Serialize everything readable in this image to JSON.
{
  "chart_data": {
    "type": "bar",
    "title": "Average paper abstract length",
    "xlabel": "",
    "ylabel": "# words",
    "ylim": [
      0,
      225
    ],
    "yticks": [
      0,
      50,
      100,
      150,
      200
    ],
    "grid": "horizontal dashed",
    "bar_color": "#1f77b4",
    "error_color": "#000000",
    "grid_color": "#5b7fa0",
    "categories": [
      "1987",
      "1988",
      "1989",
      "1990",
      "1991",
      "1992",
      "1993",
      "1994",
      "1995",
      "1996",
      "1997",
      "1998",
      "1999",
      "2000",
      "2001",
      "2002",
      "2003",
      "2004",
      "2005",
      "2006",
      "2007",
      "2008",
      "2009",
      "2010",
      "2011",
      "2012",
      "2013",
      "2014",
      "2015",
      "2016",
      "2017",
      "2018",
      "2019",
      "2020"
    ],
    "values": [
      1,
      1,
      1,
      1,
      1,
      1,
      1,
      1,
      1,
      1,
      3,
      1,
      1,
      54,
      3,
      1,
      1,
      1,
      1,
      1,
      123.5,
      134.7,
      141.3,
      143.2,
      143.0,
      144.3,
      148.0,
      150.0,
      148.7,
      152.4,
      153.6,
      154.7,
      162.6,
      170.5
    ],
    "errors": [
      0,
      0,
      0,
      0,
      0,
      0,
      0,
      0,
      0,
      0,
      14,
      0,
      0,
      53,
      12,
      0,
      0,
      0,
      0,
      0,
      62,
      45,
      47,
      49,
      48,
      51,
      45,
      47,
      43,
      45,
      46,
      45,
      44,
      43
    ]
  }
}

-------

PROBLEM TO SOLVE.
Copy the data above in full, character for character.

THE RESPONSE.
Serialize everything readable in this image to JSON.
{
  "chart_data": {
    "type": "bar",
    "title": "Average paper abstract length",
    "xlabel": "",
    "ylabel": "# words",
    "ylim": [
      0,
      225
    ],
    "yticks": [
      0,
      50,
      100,
      150,
      200
    ],
    "grid": "horizontal dashed",
    "bar_color": "#1f77b4",
    "error_color": "#000000",
    "grid_color": "#5b7fa0",
    "categories": [
      "1987",
      "1988",
      "1989",
      "1990",
      "1991",
      "1992",
      "1993",
      "1994",
      "1995",
      "1996",
      "1997",
      "1998",
      "1999",
      "2000",
      "2001",
      "2002",
      "2003",
      "2004",
      "2005",
      "2006",
      "2007",
      "2008",
      "2009",
      "2010",
      "2011",
      "2012",
      "2013",
      "2014",
      "2015",
      "2016",
      "2017",
      "2018",
      "2019",
      "2020"
    ],
    "values": [
      1,
      1,
      1,
      1,
      1,
      1,
      1,
      1,
      1,
      1,
      3,
      1,
      1,
      54,
      3,
      1,
      1,
      1,
      1,
      1,
      123.5,
      134.7,
      141.3,
      143.2,
      143.0,
      144.3,
      148.0,
      150.0,
      148.7,
      152.4,
      153.6,
      154.7,
      162.6,
      170.5
    ],
    "errors": [
      0,
      0,
      0,
      0,
      0,
      0,
      0,
      0,
      0,
      0,
      14,
      0,
      0,
      53,
      12,
      0,
      0,
      0,
      0,
      0,
      62,
      45,
      47,
      49,
      48,
      51,
      45,
      47,
      43,
      45,
      46,
      45,
      44,
      43
    ]
  }
}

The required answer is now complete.